_SHORT EXERCISE:_
Pull out every line below that holds the word "tiền".

_DATA LINES:_

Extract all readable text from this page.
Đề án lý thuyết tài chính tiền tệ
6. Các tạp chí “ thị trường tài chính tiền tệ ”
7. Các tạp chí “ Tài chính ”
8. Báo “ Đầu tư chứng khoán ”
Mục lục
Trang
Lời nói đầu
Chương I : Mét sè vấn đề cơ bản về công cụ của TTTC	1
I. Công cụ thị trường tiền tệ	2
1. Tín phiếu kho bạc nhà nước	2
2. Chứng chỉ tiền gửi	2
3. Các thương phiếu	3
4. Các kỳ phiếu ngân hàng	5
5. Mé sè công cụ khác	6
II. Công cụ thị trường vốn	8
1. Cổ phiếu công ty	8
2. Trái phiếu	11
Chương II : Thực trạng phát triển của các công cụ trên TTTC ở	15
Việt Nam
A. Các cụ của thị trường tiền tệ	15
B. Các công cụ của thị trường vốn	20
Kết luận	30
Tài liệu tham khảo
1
---
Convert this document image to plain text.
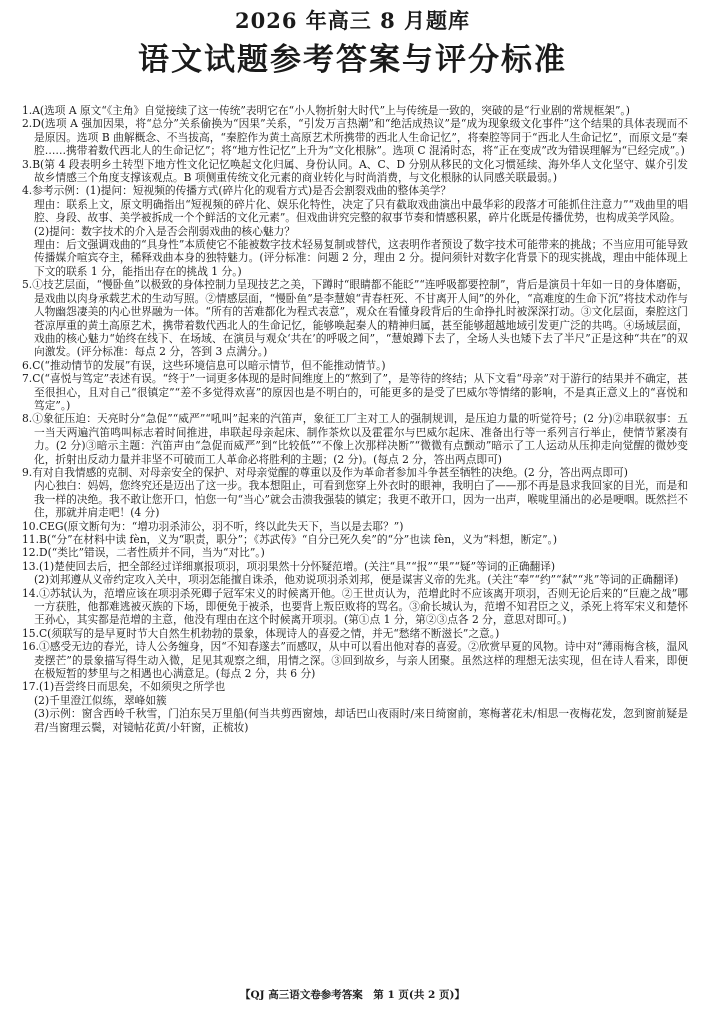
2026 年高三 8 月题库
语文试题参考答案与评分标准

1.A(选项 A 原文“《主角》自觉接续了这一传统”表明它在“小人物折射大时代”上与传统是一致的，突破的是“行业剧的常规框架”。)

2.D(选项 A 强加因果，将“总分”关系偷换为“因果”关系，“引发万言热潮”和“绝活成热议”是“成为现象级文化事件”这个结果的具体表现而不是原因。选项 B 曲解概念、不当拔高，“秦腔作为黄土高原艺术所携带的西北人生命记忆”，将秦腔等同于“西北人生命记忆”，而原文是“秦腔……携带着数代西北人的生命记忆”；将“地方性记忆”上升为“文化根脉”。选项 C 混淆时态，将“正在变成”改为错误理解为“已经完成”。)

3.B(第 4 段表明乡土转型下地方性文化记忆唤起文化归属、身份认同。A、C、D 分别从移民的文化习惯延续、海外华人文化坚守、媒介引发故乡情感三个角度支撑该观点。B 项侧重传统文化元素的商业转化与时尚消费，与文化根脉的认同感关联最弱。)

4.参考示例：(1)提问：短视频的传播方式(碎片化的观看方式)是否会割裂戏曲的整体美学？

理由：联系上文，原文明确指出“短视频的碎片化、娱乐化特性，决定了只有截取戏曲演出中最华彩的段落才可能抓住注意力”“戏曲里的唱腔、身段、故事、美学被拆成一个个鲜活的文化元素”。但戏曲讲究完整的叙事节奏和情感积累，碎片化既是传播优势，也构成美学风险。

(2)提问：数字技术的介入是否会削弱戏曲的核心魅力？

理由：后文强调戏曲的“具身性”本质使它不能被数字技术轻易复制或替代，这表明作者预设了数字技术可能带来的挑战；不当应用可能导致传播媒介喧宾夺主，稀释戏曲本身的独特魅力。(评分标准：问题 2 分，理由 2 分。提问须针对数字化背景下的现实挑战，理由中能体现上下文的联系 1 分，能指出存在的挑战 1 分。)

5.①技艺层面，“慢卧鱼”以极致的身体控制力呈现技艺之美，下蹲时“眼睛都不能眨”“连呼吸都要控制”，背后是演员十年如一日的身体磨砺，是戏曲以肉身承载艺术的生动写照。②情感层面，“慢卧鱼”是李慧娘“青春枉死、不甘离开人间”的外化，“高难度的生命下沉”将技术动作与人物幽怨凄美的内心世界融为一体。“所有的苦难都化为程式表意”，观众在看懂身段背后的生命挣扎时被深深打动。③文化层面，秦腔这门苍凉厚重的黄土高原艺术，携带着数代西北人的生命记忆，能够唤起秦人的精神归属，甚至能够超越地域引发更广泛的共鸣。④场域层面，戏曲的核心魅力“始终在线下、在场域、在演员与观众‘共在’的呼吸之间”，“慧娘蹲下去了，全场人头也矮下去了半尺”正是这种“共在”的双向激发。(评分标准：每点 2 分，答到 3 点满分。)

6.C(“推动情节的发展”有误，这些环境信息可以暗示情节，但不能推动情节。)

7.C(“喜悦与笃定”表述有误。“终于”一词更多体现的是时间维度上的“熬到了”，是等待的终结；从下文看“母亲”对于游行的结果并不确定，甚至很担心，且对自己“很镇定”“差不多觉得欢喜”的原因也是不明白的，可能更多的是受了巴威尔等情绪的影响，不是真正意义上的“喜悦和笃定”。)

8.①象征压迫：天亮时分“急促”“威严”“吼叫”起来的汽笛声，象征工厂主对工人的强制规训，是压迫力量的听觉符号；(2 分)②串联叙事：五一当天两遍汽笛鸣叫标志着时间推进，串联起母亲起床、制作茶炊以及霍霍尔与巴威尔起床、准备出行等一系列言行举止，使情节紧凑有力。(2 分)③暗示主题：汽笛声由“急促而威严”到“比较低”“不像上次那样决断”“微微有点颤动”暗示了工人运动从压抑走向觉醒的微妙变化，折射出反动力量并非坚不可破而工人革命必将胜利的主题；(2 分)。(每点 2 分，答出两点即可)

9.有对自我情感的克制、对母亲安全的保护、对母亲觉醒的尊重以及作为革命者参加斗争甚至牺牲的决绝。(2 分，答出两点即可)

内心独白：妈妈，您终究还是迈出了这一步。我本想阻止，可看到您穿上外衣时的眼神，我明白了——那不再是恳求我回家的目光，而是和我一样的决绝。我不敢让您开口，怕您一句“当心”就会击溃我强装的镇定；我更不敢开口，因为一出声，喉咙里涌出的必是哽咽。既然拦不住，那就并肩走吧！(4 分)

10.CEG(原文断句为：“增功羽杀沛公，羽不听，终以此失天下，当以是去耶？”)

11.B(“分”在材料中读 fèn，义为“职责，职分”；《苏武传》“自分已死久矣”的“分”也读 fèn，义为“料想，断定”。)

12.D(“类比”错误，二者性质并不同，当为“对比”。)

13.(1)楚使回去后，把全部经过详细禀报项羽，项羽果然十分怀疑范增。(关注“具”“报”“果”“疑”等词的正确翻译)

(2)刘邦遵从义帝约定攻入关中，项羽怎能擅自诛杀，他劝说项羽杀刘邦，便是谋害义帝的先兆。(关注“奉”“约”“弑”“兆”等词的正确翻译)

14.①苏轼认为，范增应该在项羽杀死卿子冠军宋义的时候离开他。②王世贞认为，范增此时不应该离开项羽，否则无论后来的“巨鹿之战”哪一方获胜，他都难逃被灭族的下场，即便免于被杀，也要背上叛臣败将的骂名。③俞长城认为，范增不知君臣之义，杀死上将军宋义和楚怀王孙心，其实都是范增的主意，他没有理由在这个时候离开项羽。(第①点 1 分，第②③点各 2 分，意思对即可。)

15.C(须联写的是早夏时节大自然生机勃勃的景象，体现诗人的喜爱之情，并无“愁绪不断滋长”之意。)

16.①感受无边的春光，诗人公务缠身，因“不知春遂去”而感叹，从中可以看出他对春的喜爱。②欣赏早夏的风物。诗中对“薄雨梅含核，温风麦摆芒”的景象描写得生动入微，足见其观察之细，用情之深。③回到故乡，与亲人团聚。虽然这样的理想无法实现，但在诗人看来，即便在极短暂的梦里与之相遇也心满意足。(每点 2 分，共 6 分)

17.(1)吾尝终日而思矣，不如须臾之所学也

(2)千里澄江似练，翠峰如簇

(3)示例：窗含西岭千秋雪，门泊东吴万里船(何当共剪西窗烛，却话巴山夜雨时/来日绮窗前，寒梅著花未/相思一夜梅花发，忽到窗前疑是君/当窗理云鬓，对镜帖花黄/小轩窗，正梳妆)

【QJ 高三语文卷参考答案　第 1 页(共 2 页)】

_ANSWER TO THE TASK:_
Đề án lý thuyết tài chính tiền tệ
6. Các tạp chí “ thị trường tài chính tiền tệ ”
I. Công cụ thị trường tiền tệ	2
2. Chứng chỉ tiền gửi	2
A. Các cụ của thị trường tiền tệ	15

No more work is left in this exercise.